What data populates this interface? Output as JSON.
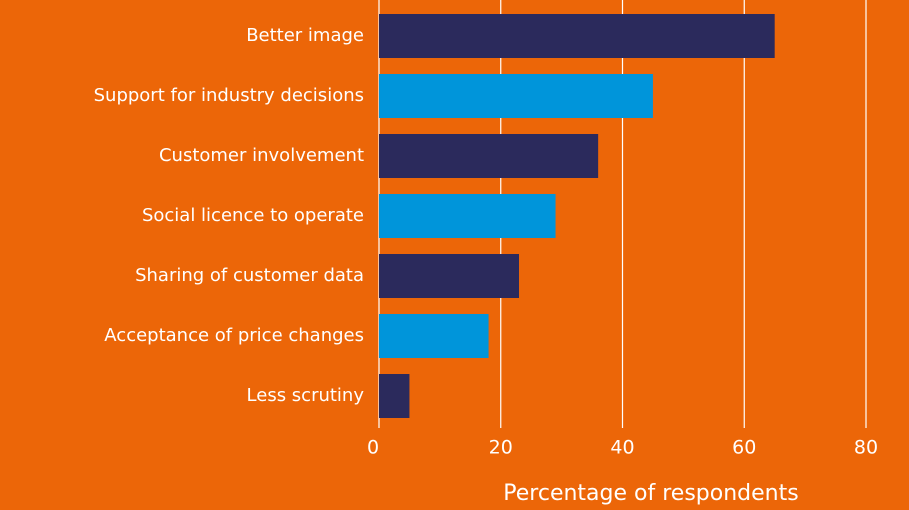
{
  "chart_data": {
    "type": "barh",
    "categories": [
      "Better image",
      "Support for industry decisions",
      "Customer involvement",
      "Social licence to operate",
      "Sharing of customer data",
      "Acceptance of price changes",
      "Less scrutiny"
    ],
    "values": [
      65,
      45,
      36,
      29,
      23,
      18,
      5
    ],
    "colors": [
      "#2b2a5c",
      "#0095da",
      "#2b2a5c",
      "#0095da",
      "#2b2a5c",
      "#0095da",
      "#2b2a5c"
    ],
    "xlabel": "Percentage of respondents",
    "xlim": [
      0,
      80
    ],
    "xticks": [
      0,
      20,
      40,
      60,
      80
    ],
    "grid": true
  }
}
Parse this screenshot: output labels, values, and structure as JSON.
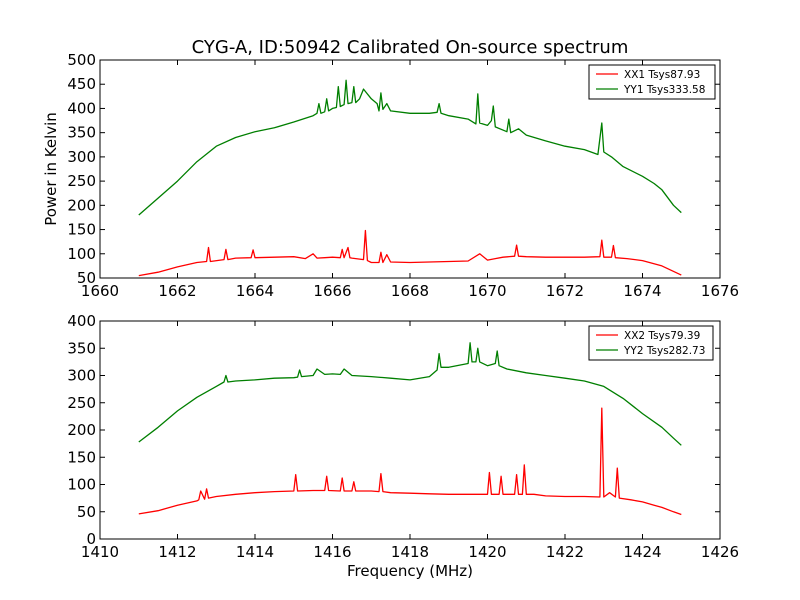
{
  "figure": {
    "title": "CYG-A, ID:50942 Calibrated On-source spectrum"
  },
  "chart_data": [
    {
      "type": "line",
      "ylabel": "Power in Kelvin",
      "xlabel": "",
      "xlim": [
        1660,
        1676
      ],
      "ylim": [
        50,
        500
      ],
      "xticks": [
        1660,
        1662,
        1664,
        1666,
        1668,
        1670,
        1672,
        1674,
        1676
      ],
      "yticks": [
        50,
        100,
        150,
        200,
        250,
        300,
        350,
        400,
        450,
        500
      ],
      "legend_position": "top-right",
      "grid": false,
      "series": [
        {
          "name": "XX1 Tsys87.93",
          "color": "#ff0000",
          "x": [
            1661.0,
            1661.5,
            1662.0,
            1662.5,
            1662.75,
            1662.8,
            1662.85,
            1663.2,
            1663.25,
            1663.3,
            1663.5,
            1663.9,
            1663.95,
            1664.0,
            1664.5,
            1665.0,
            1665.3,
            1665.5,
            1665.6,
            1665.8,
            1666.0,
            1666.2,
            1666.25,
            1666.3,
            1666.4,
            1666.45,
            1666.5,
            1666.8,
            1666.85,
            1666.9,
            1667.0,
            1667.2,
            1667.25,
            1667.3,
            1667.4,
            1667.5,
            1668.0,
            1668.5,
            1669.0,
            1669.5,
            1669.8,
            1670.0,
            1670.2,
            1670.4,
            1670.7,
            1670.75,
            1670.8,
            1671.0,
            1671.5,
            1672.0,
            1672.5,
            1672.9,
            1672.95,
            1673.0,
            1673.2,
            1673.25,
            1673.3,
            1673.6,
            1674.0,
            1674.5,
            1675.0
          ],
          "values": [
            55,
            62,
            73,
            82,
            84,
            113,
            84,
            88,
            109,
            88,
            91,
            92,
            108,
            92,
            93,
            94,
            90,
            100,
            91,
            92,
            93,
            92,
            109,
            92,
            113,
            92,
            91,
            88,
            148,
            86,
            82,
            82,
            103,
            82,
            98,
            83,
            82,
            83,
            84,
            85,
            100,
            87,
            90,
            93,
            95,
            118,
            95,
            94,
            93,
            93,
            93,
            94,
            128,
            93,
            93,
            117,
            92,
            90,
            86,
            75,
            56
          ]
        },
        {
          "name": "YY1 Tsys333.58",
          "color": "#007f00",
          "x": [
            1661.0,
            1661.5,
            1662.0,
            1662.5,
            1663.0,
            1663.5,
            1664.0,
            1664.5,
            1665.0,
            1665.5,
            1665.6,
            1665.65,
            1665.7,
            1665.8,
            1665.85,
            1665.9,
            1666.0,
            1666.1,
            1666.15,
            1666.2,
            1666.3,
            1666.35,
            1666.4,
            1666.5,
            1666.55,
            1666.6,
            1666.7,
            1666.8,
            1667.0,
            1667.15,
            1667.2,
            1667.25,
            1667.3,
            1667.4,
            1667.5,
            1668.0,
            1668.5,
            1668.7,
            1668.75,
            1668.8,
            1669.0,
            1669.5,
            1669.7,
            1669.75,
            1669.8,
            1670.0,
            1670.1,
            1670.15,
            1670.2,
            1670.5,
            1670.55,
            1670.6,
            1670.8,
            1671.0,
            1671.5,
            1672.0,
            1672.5,
            1672.85,
            1672.95,
            1673.0,
            1673.2,
            1673.5,
            1674.0,
            1674.3,
            1674.5,
            1674.8,
            1675.0
          ],
          "values": [
            180,
            215,
            250,
            290,
            322,
            340,
            352,
            360,
            372,
            385,
            390,
            410,
            390,
            393,
            420,
            395,
            400,
            402,
            445,
            404,
            408,
            458,
            410,
            412,
            445,
            412,
            420,
            440,
            420,
            410,
            395,
            432,
            398,
            410,
            395,
            390,
            390,
            392,
            410,
            390,
            385,
            378,
            368,
            430,
            370,
            365,
            375,
            405,
            362,
            352,
            378,
            350,
            358,
            345,
            333,
            322,
            315,
            305,
            370,
            310,
            300,
            280,
            260,
            245,
            232,
            200,
            185
          ]
        }
      ]
    },
    {
      "type": "line",
      "ylabel": "",
      "xlabel": "Frequency (MHz)",
      "xlim": [
        1410,
        1426
      ],
      "ylim": [
        0,
        400
      ],
      "xticks": [
        1410,
        1412,
        1414,
        1416,
        1418,
        1420,
        1422,
        1424,
        1426
      ],
      "yticks": [
        0,
        50,
        100,
        150,
        200,
        250,
        300,
        350,
        400
      ],
      "legend_position": "top-right",
      "grid": false,
      "series": [
        {
          "name": "XX2 Tsys79.39",
          "color": "#ff0000",
          "x": [
            1411.0,
            1411.5,
            1412.0,
            1412.5,
            1412.55,
            1412.6,
            1412.7,
            1412.75,
            1412.8,
            1413.0,
            1413.5,
            1414.0,
            1414.5,
            1415.0,
            1415.05,
            1415.1,
            1415.5,
            1415.8,
            1415.85,
            1415.9,
            1416.2,
            1416.25,
            1416.3,
            1416.5,
            1416.55,
            1416.6,
            1416.9,
            1417.0,
            1417.2,
            1417.25,
            1417.3,
            1417.5,
            1418.0,
            1418.5,
            1419.0,
            1419.5,
            1420.0,
            1420.05,
            1420.1,
            1420.3,
            1420.35,
            1420.4,
            1420.7,
            1420.75,
            1420.8,
            1420.9,
            1420.95,
            1421.0,
            1421.2,
            1421.5,
            1422.0,
            1422.5,
            1422.9,
            1422.95,
            1423.0,
            1423.15,
            1423.3,
            1423.35,
            1423.4,
            1423.7,
            1424.0,
            1424.3,
            1424.5,
            1424.8,
            1425.0
          ],
          "values": [
            46,
            52,
            62,
            70,
            72,
            88,
            73,
            92,
            75,
            78,
            82,
            85,
            87,
            88,
            118,
            88,
            89,
            89,
            115,
            89,
            88,
            112,
            88,
            88,
            105,
            88,
            88,
            88,
            87,
            120,
            87,
            85,
            84,
            83,
            82,
            82,
            82,
            122,
            82,
            82,
            115,
            82,
            82,
            118,
            82,
            82,
            136,
            82,
            82,
            79,
            78,
            78,
            77,
            240,
            77,
            85,
            77,
            130,
            75,
            72,
            68,
            62,
            58,
            50,
            45
          ]
        },
        {
          "name": "YY2 Tsys282.73",
          "color": "#007f00",
          "x": [
            1411.0,
            1411.5,
            1412.0,
            1412.5,
            1413.0,
            1413.2,
            1413.25,
            1413.3,
            1413.5,
            1414.0,
            1414.5,
            1415.0,
            1415.1,
            1415.15,
            1415.2,
            1415.5,
            1415.6,
            1415.8,
            1416.0,
            1416.2,
            1416.3,
            1416.5,
            1417.0,
            1417.5,
            1418.0,
            1418.5,
            1418.7,
            1418.75,
            1418.8,
            1419.0,
            1419.2,
            1419.5,
            1419.55,
            1419.6,
            1419.7,
            1419.75,
            1419.8,
            1420.0,
            1420.2,
            1420.25,
            1420.3,
            1420.5,
            1421.0,
            1421.5,
            1422.0,
            1422.5,
            1423.0,
            1423.5,
            1424.0,
            1424.5,
            1424.8,
            1425.0
          ],
          "values": [
            178,
            205,
            235,
            260,
            280,
            288,
            300,
            288,
            290,
            292,
            295,
            296,
            297,
            310,
            298,
            300,
            312,
            302,
            303,
            302,
            312,
            300,
            298,
            295,
            292,
            298,
            310,
            340,
            315,
            315,
            318,
            322,
            360,
            325,
            325,
            350,
            325,
            318,
            322,
            345,
            318,
            312,
            305,
            300,
            295,
            290,
            280,
            258,
            230,
            205,
            185,
            172
          ]
        }
      ]
    }
  ]
}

■ Directions
In the material above, show every line where the word "JSON" turns up.

■ Exercise answer
What data populates this interface? Output as JSON.
Parse this screenshot: output labels, values, and structure as JSON.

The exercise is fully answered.